EXERCISE DIRECTIONS
Your task is to transcribe all the entries exactly, excluding pictures.

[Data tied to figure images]
──────────────────────────────
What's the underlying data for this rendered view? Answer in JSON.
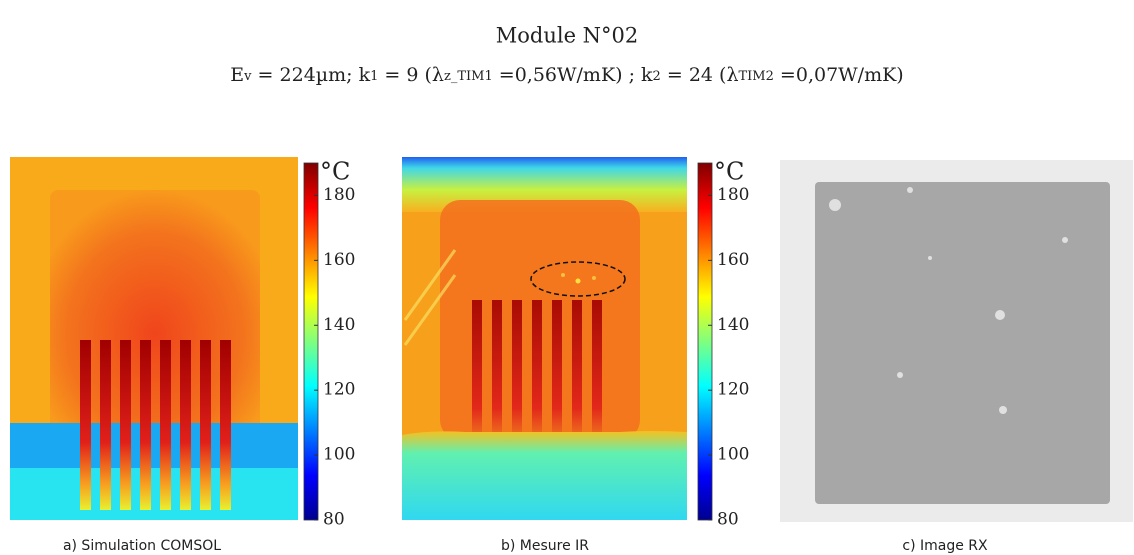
{
  "header": {
    "title": "Module N°02",
    "subtitle": [
      "E",
      "v",
      " = 224µm; k",
      "1",
      " = 9 (λ",
      "z_TIM1",
      " =0,56W/mK)  ; k",
      "2",
      " = 24 (λ",
      "TIM2",
      " =0,07W/mK)"
    ]
  },
  "panels": [
    {
      "caption": "a) Simulation COMSOL",
      "colorbar": {
        "unit": "°C",
        "lim": [
          80,
          190
        ],
        "ticks": [
          80,
          100,
          120,
          140,
          160,
          180
        ]
      }
    },
    {
      "caption": "b) Mesure IR",
      "colorbar": {
        "unit": "°C",
        "lim": [
          80,
          190
        ],
        "ticks": [
          80,
          100,
          120,
          140,
          160,
          180
        ]
      }
    },
    {
      "caption": "c) Image RX"
    }
  ]
}
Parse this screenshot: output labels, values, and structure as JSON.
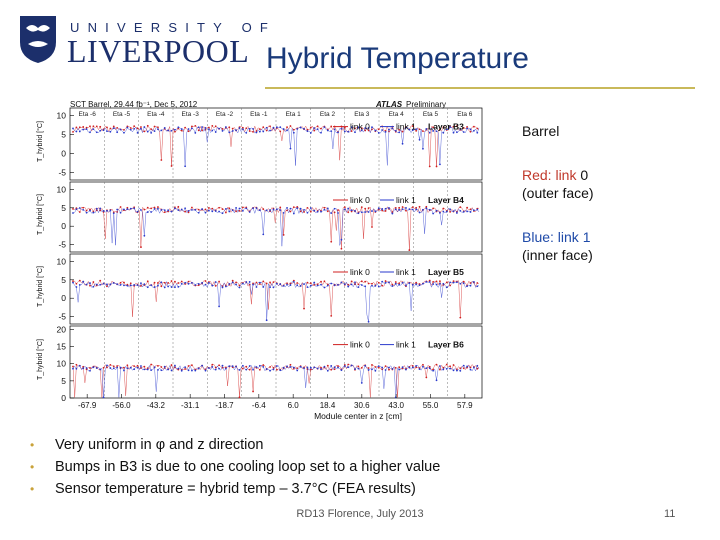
{
  "logo": {
    "university_label": "UNIVERSITY OF",
    "name": "LIVERPOOL"
  },
  "slide": {
    "title": "Hybrid Temperature",
    "footer": "RD13 Florence, July 2013",
    "page_number": "11"
  },
  "side_notes": {
    "barrel": "Barrel",
    "red_prefix": "Red: link ",
    "red_value": "0",
    "red_note": "(outer face)",
    "blue_prefix": "Blue: link ",
    "blue_value": "1",
    "blue_note": "(inner face)"
  },
  "bullets": [
    "Very uniform in φ and z direction",
    "Bumps in B3 is due to one cooling loop set to a higher value",
    "Sensor temperature = hybrid temp – 3.7°C (FEA results)"
  ],
  "colors": {
    "title": "#1a3a7a",
    "bullet": "#c9a23a",
    "link0": "#d02020",
    "link1": "#2a3acc"
  },
  "chart_data": {
    "type": "scatter",
    "header": "SCT Barrel, 29.44 fb⁻¹,   Dec 5, 2012",
    "experiment": "ATLAS",
    "experiment_label": "Preliminary",
    "eta_labels": [
      "Eta -6",
      "Eta -5",
      "Eta -4",
      "Eta -3",
      "Eta -2",
      "Eta -1",
      "Eta 1",
      "Eta 2",
      "Eta 3",
      "Eta 4",
      "Eta 5",
      "Eta 6"
    ],
    "xlabel": "Module center in z [cm]",
    "x_ticks": [
      "-67.9",
      "-56.0",
      "-43.2",
      "-31.1",
      "-18.7",
      "-6.4",
      "6.0",
      "18.4",
      "30.6",
      "43.0",
      "55.0",
      "57.9"
    ],
    "ylabel": "T_hybrid [°C]",
    "series_names": [
      "link 0",
      "link 1"
    ],
    "panels": [
      {
        "layer": "Layer B3",
        "yticks": [
          "10",
          "5",
          "0",
          "-5"
        ],
        "ylim": [
          -7,
          12
        ],
        "baseline": 6.5
      },
      {
        "layer": "Layer B4",
        "yticks": [
          "10",
          "5",
          "0",
          "-5"
        ],
        "ylim": [
          -7,
          12
        ],
        "baseline": 4.5
      },
      {
        "layer": "Layer B5",
        "yticks": [
          "10",
          "5",
          "0",
          "-5"
        ],
        "ylim": [
          -7,
          12
        ],
        "baseline": 4.0
      },
      {
        "layer": "Layer B6",
        "yticks": [
          "20",
          "15",
          "10",
          "5",
          "0"
        ],
        "ylim": [
          0,
          21
        ],
        "baseline": 9.0
      }
    ]
  }
}
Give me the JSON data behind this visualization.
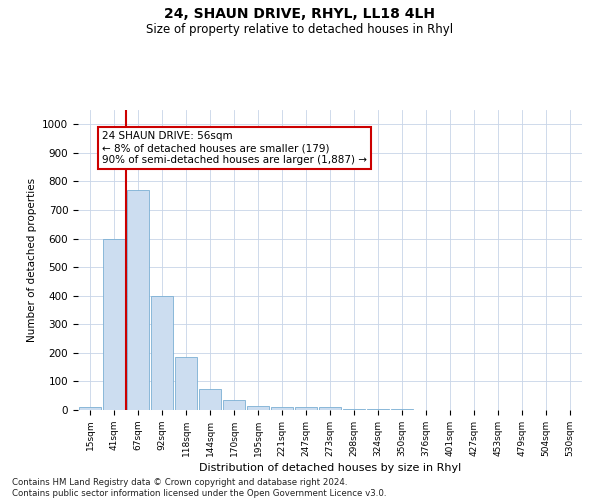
{
  "title": "24, SHAUN DRIVE, RHYL, LL18 4LH",
  "subtitle": "Size of property relative to detached houses in Rhyl",
  "xlabel": "Distribution of detached houses by size in Rhyl",
  "ylabel": "Number of detached properties",
  "categories": [
    "15sqm",
    "41sqm",
    "67sqm",
    "92sqm",
    "118sqm",
    "144sqm",
    "170sqm",
    "195sqm",
    "221sqm",
    "247sqm",
    "273sqm",
    "298sqm",
    "324sqm",
    "350sqm",
    "376sqm",
    "401sqm",
    "427sqm",
    "453sqm",
    "479sqm",
    "504sqm",
    "530sqm"
  ],
  "values": [
    12,
    600,
    770,
    400,
    185,
    75,
    35,
    15,
    10,
    12,
    10,
    5,
    3,
    2,
    1,
    0,
    0,
    0,
    0,
    0,
    0
  ],
  "bar_color": "#ccddf0",
  "bar_edge_color": "#7bafd4",
  "vline_x_idx": 1.5,
  "vline_color": "#cc0000",
  "annotation_text": "24 SHAUN DRIVE: 56sqm\n← 8% of detached houses are smaller (179)\n90% of semi-detached houses are larger (1,887) →",
  "annotation_box_color": "white",
  "annotation_box_edge_color": "#cc0000",
  "ylim": [
    0,
    1050
  ],
  "yticks": [
    0,
    100,
    200,
    300,
    400,
    500,
    600,
    700,
    800,
    900,
    1000
  ],
  "footer": "Contains HM Land Registry data © Crown copyright and database right 2024.\nContains public sector information licensed under the Open Government Licence v3.0.",
  "background_color": "#ffffff",
  "grid_color": "#c8d4e8"
}
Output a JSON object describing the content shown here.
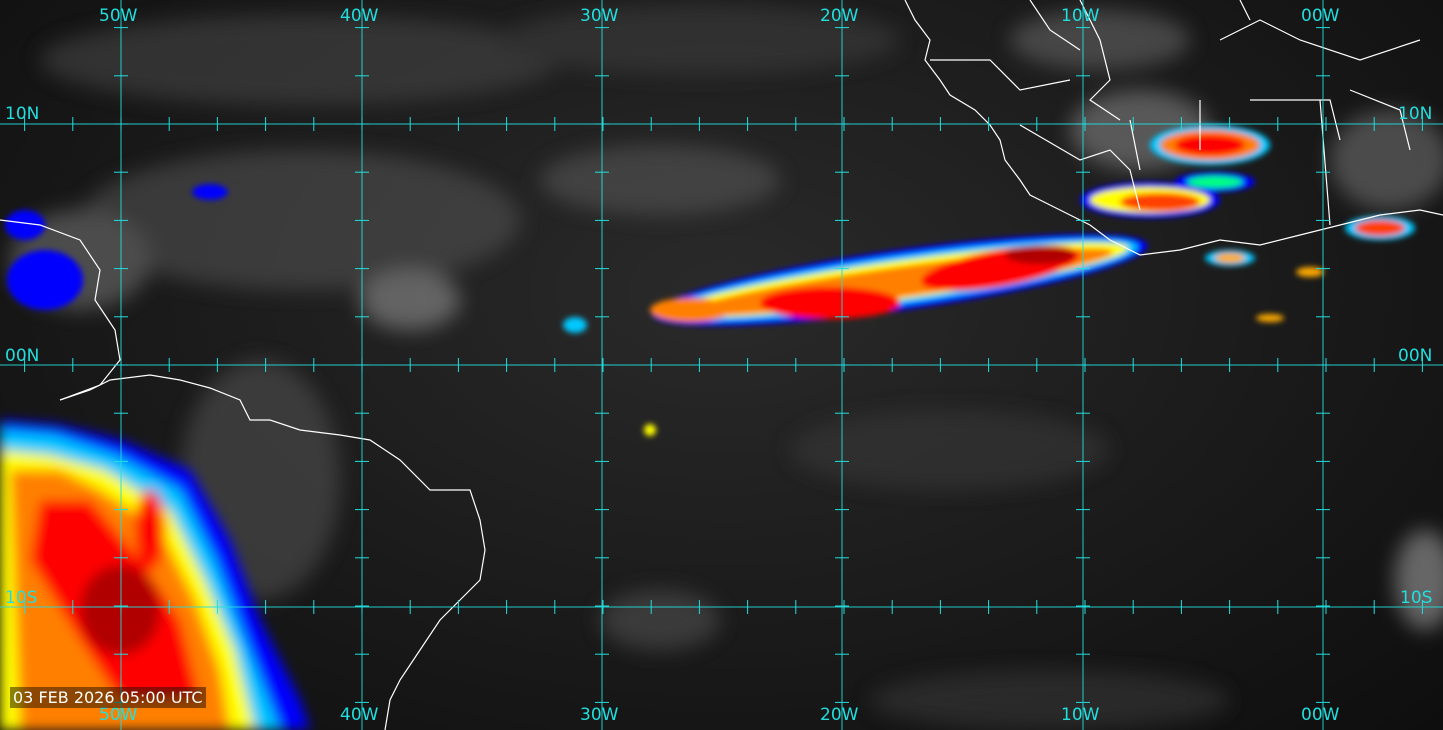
{
  "timestamp": "03 FEB 2026 05:00 UTC",
  "grid_color": "#22dede",
  "coast_color": "#ffffff",
  "longitude_labels": [
    "50W",
    "40W",
    "30W",
    "20W",
    "10W",
    "00W"
  ],
  "latitude_labels_left": [
    "10N",
    "00N",
    "10S"
  ],
  "latitude_labels_right": [
    "10N",
    "00N",
    "10S"
  ],
  "color_scale": [
    "#0000ff",
    "#00c8ff",
    "#00ff80",
    "#ffff00",
    "#ff8000",
    "#ff0000",
    "#b00000"
  ]
}
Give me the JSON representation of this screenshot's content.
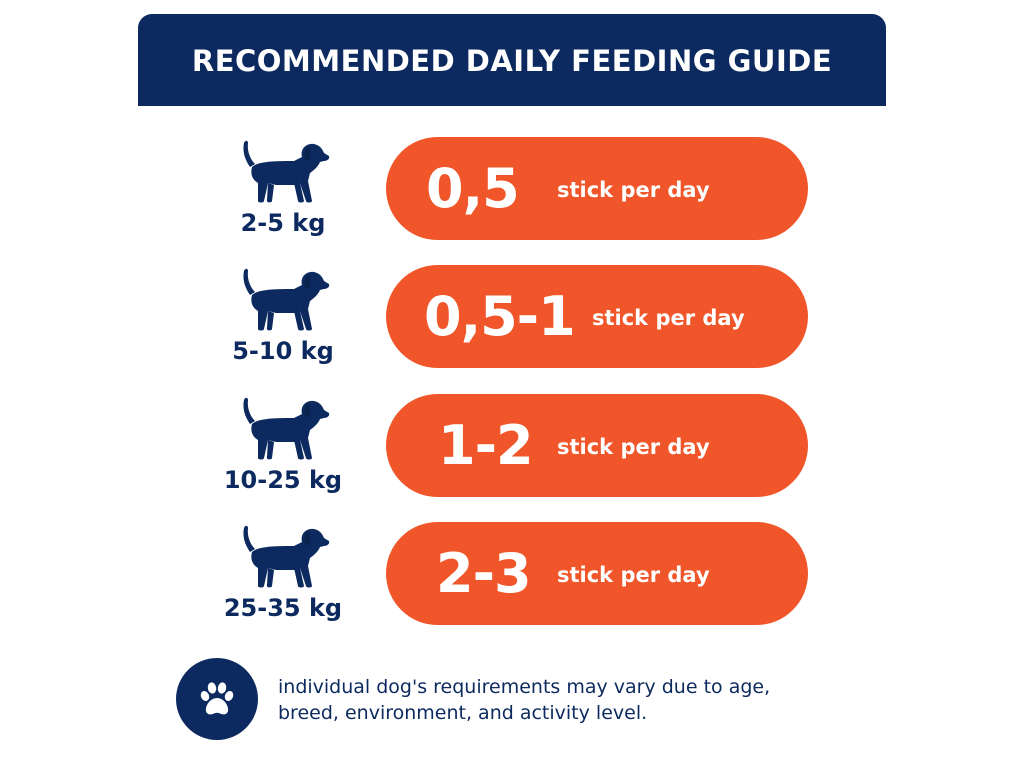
{
  "header": {
    "title": "RECOMMENDED DAILY FEEDING GUIDE"
  },
  "rows": [
    {
      "weight": "2-5 kg",
      "amount": "0,5",
      "unit": "stick per day"
    },
    {
      "weight": "5-10 kg",
      "amount": "0,5-1",
      "unit": "stick per day"
    },
    {
      "weight": "10-25 kg",
      "amount": "1-2",
      "unit": "stick per day"
    },
    {
      "weight": "25-35 kg",
      "amount": "2-3",
      "unit": "stick per day"
    }
  ],
  "footer": {
    "note_line1": "individual dog's requirements may vary due to age,",
    "note_line2": "breed, environment, and activity level."
  },
  "icons": {
    "dog": "dog-icon",
    "paw": "paw-icon"
  },
  "colors": {
    "navy": "#0c2a5f",
    "orange": "#f0562a",
    "white": "#ffffff"
  }
}
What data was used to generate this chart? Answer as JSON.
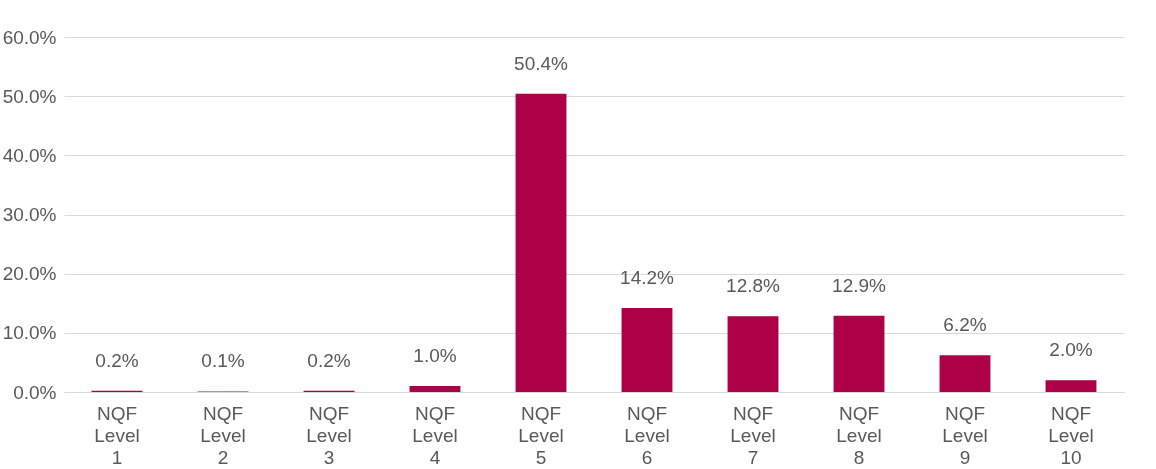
{
  "chart_data": {
    "type": "bar",
    "categories": [
      "NQF Level 1",
      "NQF Level 2",
      "NQF Level 3",
      "NQF Level 4",
      "NQF Level 5",
      "NQF Level 6",
      "NQF Level 7",
      "NQF Level 8",
      "NQF Level 9",
      "NQF Level 10"
    ],
    "values": [
      0.2,
      0.1,
      0.2,
      1.0,
      50.4,
      14.2,
      12.8,
      12.9,
      6.2,
      2.0
    ],
    "value_labels": [
      "0.2%",
      "0.1%",
      "0.2%",
      "1.0%",
      "50.4%",
      "14.2%",
      "12.8%",
      "12.9%",
      "6.2%",
      "2.0%"
    ],
    "color": "#ad0047",
    "ylim": [
      0,
      60
    ],
    "yticks": [
      {
        "value": 0,
        "label": "0.0%"
      },
      {
        "value": 10,
        "label": "10.0%"
      },
      {
        "value": 20,
        "label": "20.0%"
      },
      {
        "value": 30,
        "label": "30.0%"
      },
      {
        "value": 40,
        "label": "40.0%"
      },
      {
        "value": 50,
        "label": "50.0%"
      },
      {
        "value": 60,
        "label": "60.0%"
      }
    ],
    "grid": "y"
  }
}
──────────────────────────────
SOLVED EXERCISE
What's the underlying data for this rendered view? Answer in JSON.
{
  "header": {
    "title": "Module N°02",
    "subtitle": [
      "E",
      "v",
      " = 224µm; k",
      "1",
      " = 9 (λ",
      "z_TIM1",
      " =0,56W/mK)  ; k",
      "2",
      " = 24 (λ",
      "TIM2",
      " =0,07W/mK)"
    ]
  },
  "panels": [
    {
      "caption": "a) Simulation COMSOL",
      "colorbar": {
        "unit": "°C",
        "lim": [
          80,
          190
        ],
        "ticks": [
          80,
          100,
          120,
          140,
          160,
          180
        ]
      }
    },
    {
      "caption": "b) Mesure IR",
      "colorbar": {
        "unit": "°C",
        "lim": [
          80,
          190
        ],
        "ticks": [
          80,
          100,
          120,
          140,
          160,
          180
        ]
      }
    },
    {
      "caption": "c) Image RX"
    }
  ]
}
Parse this screenshot: output labels, values, and structure as JSON.
{
  "logo": {
    "university_label": "UNIVERSITY OF",
    "name": "LIVERPOOL"
  },
  "slide": {
    "title": "Hybrid Temperature",
    "footer": "RD13 Florence, July 2013",
    "page_number": "11"
  },
  "side_notes": {
    "barrel": "Barrel",
    "red_prefix": "Red: link ",
    "red_value": "0",
    "red_note": "(outer face)",
    "blue_prefix": "Blue: link ",
    "blue_value": "1",
    "blue_note": "(inner face)"
  },
  "bullets": [
    "Very uniform in φ and z direction",
    "Bumps in B3 is due to one cooling loop set to a higher value",
    "Sensor temperature = hybrid temp – 3.7°C (FEA results)"
  ],
  "colors": {
    "title": "#1a3a7a",
    "bullet": "#c9a23a",
    "link0": "#d02020",
    "link1": "#2a3acc"
  },
  "chart_data": {
    "type": "scatter",
    "header": "SCT Barrel, 29.44 fb⁻¹,   Dec 5, 2012",
    "experiment": "ATLAS",
    "experiment_label": "Preliminary",
    "eta_labels": [
      "Eta -6",
      "Eta -5",
      "Eta -4",
      "Eta -3",
      "Eta -2",
      "Eta -1",
      "Eta 1",
      "Eta 2",
      "Eta 3",
      "Eta 4",
      "Eta 5",
      "Eta 6"
    ],
    "xlabel": "Module center in z [cm]",
    "x_ticks": [
      "-67.9",
      "-56.0",
      "-43.2",
      "-31.1",
      "-18.7",
      "-6.4",
      "6.0",
      "18.4",
      "30.6",
      "43.0",
      "55.0",
      "57.9"
    ],
    "ylabel": "T_hybrid [°C]",
    "series_names": [
      "link 0",
      "link 1"
    ],
    "panels": [
      {
        "layer": "Layer B3",
        "yticks": [
          "10",
          "5",
          "0",
          "-5"
        ],
        "ylim": [
          -7,
          12
        ],
        "baseline": 6.5
      },
      {
        "layer": "Layer B4",
        "yticks": [
          "10",
          "5",
          "0",
          "-5"
        ],
        "ylim": [
          -7,
          12
        ],
        "baseline": 4.5
      },
      {
        "layer": "Layer B5",
        "yticks": [
          "10",
          "5",
          "0",
          "-5"
        ],
        "ylim": [
          -7,
          12
        ],
        "baseline": 4.0
      },
      {
        "layer": "Layer B6",
        "yticks": [
          "20",
          "15",
          "10",
          "5",
          "0"
        ],
        "ylim": [
          0,
          21
        ],
        "baseline": 9.0
      }
    ]
  }
}
Give me the JSON data behind this visualization.
{
  "title": "24, SHAUN DRIVE, RHYL, LL18 4LH",
  "subtitle": "Size of property relative to detached houses in Rhyl",
  "xlabel": "Distribution of detached houses by size in Rhyl",
  "ylabel": "Number of detached properties",
  "categories": [
    "15sqm",
    "41sqm",
    "67sqm",
    "92sqm",
    "118sqm",
    "144sqm",
    "170sqm",
    "195sqm",
    "221sqm",
    "247sqm",
    "273sqm",
    "298sqm",
    "324sqm",
    "350sqm",
    "376sqm",
    "401sqm",
    "427sqm",
    "453sqm",
    "479sqm",
    "504sqm",
    "530sqm"
  ],
  "values": [
    12,
    600,
    770,
    400,
    185,
    75,
    35,
    15,
    10,
    12,
    10,
    5,
    3,
    2,
    1,
    0,
    0,
    0,
    0,
    0,
    0
  ],
  "bar_color": "#ccddf0",
  "bar_edge_color": "#7bafd4",
  "vline_x_idx": 1.5,
  "vline_color": "#cc0000",
  "annotation_text": "24 SHAUN DRIVE: 56sqm\n← 8% of detached houses are smaller (179)\n90% of semi-detached houses are larger (1,887) →",
  "annotation_box_color": "white",
  "annotation_box_edge_color": "#cc0000",
  "ylim": [
    0,
    1050
  ],
  "yticks": [
    0,
    100,
    200,
    300,
    400,
    500,
    600,
    700,
    800,
    900,
    1000
  ],
  "footer": "Contains HM Land Registry data © Crown copyright and database right 2024.\nContains public sector information licensed under the Open Government Licence v3.0.",
  "background_color": "#ffffff",
  "grid_color": "#c8d4e8"
}
Output a JSON object describing the content shown here.
{
  "timestamp": "03 FEB 2026 05:00 UTC",
  "grid_color": "#22dede",
  "coast_color": "#ffffff",
  "longitude_labels": [
    "50W",
    "40W",
    "30W",
    "20W",
    "10W",
    "00W"
  ],
  "latitude_labels_left": [
    "10N",
    "00N",
    "10S"
  ],
  "latitude_labels_right": [
    "10N",
    "00N",
    "10S"
  ],
  "color_scale": [
    "#0000ff",
    "#00c8ff",
    "#00ff80",
    "#ffff00",
    "#ff8000",
    "#ff0000",
    "#b00000"
  ]
}
Give me the JSON representation of this screenshot's content.
{
  "header": {
    "title": "RECOMMENDED DAILY FEEDING GUIDE"
  },
  "rows": [
    {
      "weight": "2-5 kg",
      "amount": "0,5",
      "unit": "stick per day"
    },
    {
      "weight": "5-10 kg",
      "amount": "0,5-1",
      "unit": "stick per day"
    },
    {
      "weight": "10-25 kg",
      "amount": "1-2",
      "unit": "stick per day"
    },
    {
      "weight": "25-35 kg",
      "amount": "2-3",
      "unit": "stick per day"
    }
  ],
  "footer": {
    "note_line1": "individual dog's requirements may vary due to age,",
    "note_line2": "breed, environment, and activity level."
  },
  "icons": {
    "dog": "dog-icon",
    "paw": "paw-icon"
  },
  "colors": {
    "navy": "#0c2a5f",
    "orange": "#f0562a",
    "white": "#ffffff"
  }
}
What data was used to generate this chart? Answer as JSON.
{
  "chart_data": {
    "type": "bar",
    "categories": [
      "NQF Level 1",
      "NQF Level 2",
      "NQF Level 3",
      "NQF Level 4",
      "NQF Level 5",
      "NQF Level 6",
      "NQF Level 7",
      "NQF Level 8",
      "NQF Level 9",
      "NQF Level 10"
    ],
    "values": [
      0.2,
      0.1,
      0.2,
      1.0,
      50.4,
      14.2,
      12.8,
      12.9,
      6.2,
      2.0
    ],
    "value_labels": [
      "0.2%",
      "0.1%",
      "0.2%",
      "1.0%",
      "50.4%",
      "14.2%",
      "12.8%",
      "12.9%",
      "6.2%",
      "2.0%"
    ],
    "color": "#ad0047",
    "ylim": [
      0,
      60
    ],
    "yticks": [
      {
        "value": 0,
        "label": "0.0%"
      },
      {
        "value": 10,
        "label": "10.0%"
      },
      {
        "value": 20,
        "label": "20.0%"
      },
      {
        "value": 30,
        "label": "30.0%"
      },
      {
        "value": 40,
        "label": "40.0%"
      },
      {
        "value": 50,
        "label": "50.0%"
      },
      {
        "value": 60,
        "label": "60.0%"
      }
    ],
    "grid": "y"
  }
}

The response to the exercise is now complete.